--- START ---

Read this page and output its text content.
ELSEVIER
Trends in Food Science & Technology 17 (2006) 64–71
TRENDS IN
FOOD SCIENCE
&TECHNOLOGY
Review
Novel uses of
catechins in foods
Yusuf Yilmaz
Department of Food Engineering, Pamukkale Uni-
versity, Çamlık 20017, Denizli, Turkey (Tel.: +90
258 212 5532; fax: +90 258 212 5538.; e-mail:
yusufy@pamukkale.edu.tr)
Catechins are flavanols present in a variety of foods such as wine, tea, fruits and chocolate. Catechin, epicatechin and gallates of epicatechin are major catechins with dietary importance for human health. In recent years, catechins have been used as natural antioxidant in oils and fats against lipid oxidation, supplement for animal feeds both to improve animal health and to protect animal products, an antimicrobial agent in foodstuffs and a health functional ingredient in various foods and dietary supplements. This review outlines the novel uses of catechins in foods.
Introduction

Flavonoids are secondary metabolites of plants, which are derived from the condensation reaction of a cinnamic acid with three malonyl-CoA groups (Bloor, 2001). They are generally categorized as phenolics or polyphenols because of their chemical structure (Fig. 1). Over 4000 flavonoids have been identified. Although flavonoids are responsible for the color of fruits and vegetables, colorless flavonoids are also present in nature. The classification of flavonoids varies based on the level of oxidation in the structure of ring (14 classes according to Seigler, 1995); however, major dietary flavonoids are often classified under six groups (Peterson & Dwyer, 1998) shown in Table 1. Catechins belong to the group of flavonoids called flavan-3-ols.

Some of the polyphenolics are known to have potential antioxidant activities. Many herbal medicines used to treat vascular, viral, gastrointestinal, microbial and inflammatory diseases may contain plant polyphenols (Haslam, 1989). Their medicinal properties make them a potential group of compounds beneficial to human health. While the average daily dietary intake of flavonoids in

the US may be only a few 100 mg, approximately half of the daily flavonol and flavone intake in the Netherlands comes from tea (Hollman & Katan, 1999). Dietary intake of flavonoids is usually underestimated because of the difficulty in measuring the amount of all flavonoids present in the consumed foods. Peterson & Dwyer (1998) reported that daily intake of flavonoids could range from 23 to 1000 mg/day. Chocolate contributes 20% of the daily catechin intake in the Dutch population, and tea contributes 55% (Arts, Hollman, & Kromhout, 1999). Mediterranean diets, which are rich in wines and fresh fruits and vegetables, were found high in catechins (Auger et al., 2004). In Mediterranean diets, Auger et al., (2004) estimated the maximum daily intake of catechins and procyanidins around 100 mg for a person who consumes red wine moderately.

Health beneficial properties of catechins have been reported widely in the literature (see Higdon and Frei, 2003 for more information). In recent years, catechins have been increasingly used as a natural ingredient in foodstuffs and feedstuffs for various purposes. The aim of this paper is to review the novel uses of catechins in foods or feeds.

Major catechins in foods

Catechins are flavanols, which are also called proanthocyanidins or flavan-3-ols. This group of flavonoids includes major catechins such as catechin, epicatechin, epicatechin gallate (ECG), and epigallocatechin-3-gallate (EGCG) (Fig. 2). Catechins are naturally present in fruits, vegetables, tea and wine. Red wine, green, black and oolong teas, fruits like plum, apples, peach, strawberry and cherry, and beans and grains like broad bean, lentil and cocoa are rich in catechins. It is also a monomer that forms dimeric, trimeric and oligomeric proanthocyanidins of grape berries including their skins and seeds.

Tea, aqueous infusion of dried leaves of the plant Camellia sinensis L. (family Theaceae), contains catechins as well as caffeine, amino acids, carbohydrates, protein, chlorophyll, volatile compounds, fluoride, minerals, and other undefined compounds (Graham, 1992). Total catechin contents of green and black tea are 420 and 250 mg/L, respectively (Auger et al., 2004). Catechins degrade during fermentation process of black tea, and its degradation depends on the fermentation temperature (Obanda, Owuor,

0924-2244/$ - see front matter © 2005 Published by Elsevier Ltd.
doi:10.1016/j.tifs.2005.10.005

--- END ---

### Task
Every record above is to be copied out exactly.

### Response
Read this page and output its text content.
ELSEVIER
Trends in Food Science & Technology 17 (2006) 64–71
TRENDS IN
FOOD SCIENCE
&TECHNOLOGY
Review
Novel uses of
catechins in foods
Yusuf Yilmaz
Department of Food Engineering, Pamukkale Uni-
versity, Çamlık 20017, Denizli, Turkey (Tel.: +90
258 212 5532; fax: +90 258 212 5538.; e-mail:
yusufy@pamukkale.edu.tr)
Catechins are flavanols present in a variety of foods such as wine, tea, fruits and chocolate. Catechin, epicatechin and gallates of epicatechin are major catechins with dietary importance for human health. In recent years, catechins have been used as natural antioxidant in oils and fats against lipid oxidation, supplement for animal feeds both to improve animal health and to protect animal products, an antimicrobial agent in foodstuffs and a health functional ingredient in various foods and dietary supplements. This review outlines the novel uses of catechins in foods.
Introduction

Flavonoids are secondary metabolites of plants, which are derived from the condensation reaction of a cinnamic acid with three malonyl-CoA groups (Bloor, 2001). They are generally categorized as phenolics or polyphenols because of their chemical structure (Fig. 1). Over 4000 flavonoids have been identified. Although flavonoids are responsible for the color of fruits and vegetables, colorless flavonoids are also present in nature. The classification of flavonoids varies based on the level of oxidation in the structure of ring (14 classes according to Seigler, 1995); however, major dietary flavonoids are often classified under six groups (Peterson & Dwyer, 1998) shown in Table 1. Catechins belong to the group of flavonoids called flavan-3-ols.

Some of the polyphenolics are known to have potential antioxidant activities. Many herbal medicines used to treat vascular, viral, gastrointestinal, microbial and inflammatory diseases may contain plant polyphenols (Haslam, 1989). Their medicinal properties make them a potential group of compounds beneficial to human health. While the average daily dietary intake of flavonoids in

the US may be only a few 100 mg, approximately half of the daily flavonol and flavone intake in the Netherlands comes from tea (Hollman & Katan, 1999). Dietary intake of flavonoids is usually underestimated because of the difficulty in measuring the amount of all flavonoids present in the consumed foods. Peterson & Dwyer (1998) reported that daily intake of flavonoids could range from 23 to 1000 mg/day. Chocolate contributes 20% of the daily catechin intake in the Dutch population, and tea contributes 55% (Arts, Hollman, & Kromhout, 1999). Mediterranean diets, which are rich in wines and fresh fruits and vegetables, were found high in catechins (Auger et al., 2004). In Mediterranean diets, Auger et al., (2004) estimated the maximum daily intake of catechins and procyanidins around 100 mg for a person who consumes red wine moderately.

Health beneficial properties of catechins have been reported widely in the literature (see Higdon and Frei, 2003 for more information). In recent years, catechins have been increasingly used as a natural ingredient in foodstuffs and feedstuffs for various purposes. The aim of this paper is to review the novel uses of catechins in foods or feeds.

Major catechins in foods

Catechins are flavanols, which are also called proanthocyanidins or flavan-3-ols. This group of flavonoids includes major catechins such as catechin, epicatechin, epicatechin gallate (ECG), and epigallocatechin-3-gallate (EGCG) (Fig. 2). Catechins are naturally present in fruits, vegetables, tea and wine. Red wine, green, black and oolong teas, fruits like plum, apples, peach, strawberry and cherry, and beans and grains like broad bean, lentil and cocoa are rich in catechins. It is also a monomer that forms dimeric, trimeric and oligomeric proanthocyanidins of grape berries including their skins and seeds.

Tea, aqueous infusion of dried leaves of the plant Camellia sinensis L. (family Theaceae), contains catechins as well as caffeine, amino acids, carbohydrates, protein, chlorophyll, volatile compounds, fluoride, minerals, and other undefined compounds (Graham, 1992). Total catechin contents of green and black tea are 420 and 250 mg/L, respectively (Auger et al., 2004). Catechins degrade during fermentation process of black tea, and its degradation depends on the fermentation temperature (Obanda, Owuor,

0924-2244/$ - see front matter © 2005 Published by Elsevier Ltd.
doi:10.1016/j.tifs.2005.10.005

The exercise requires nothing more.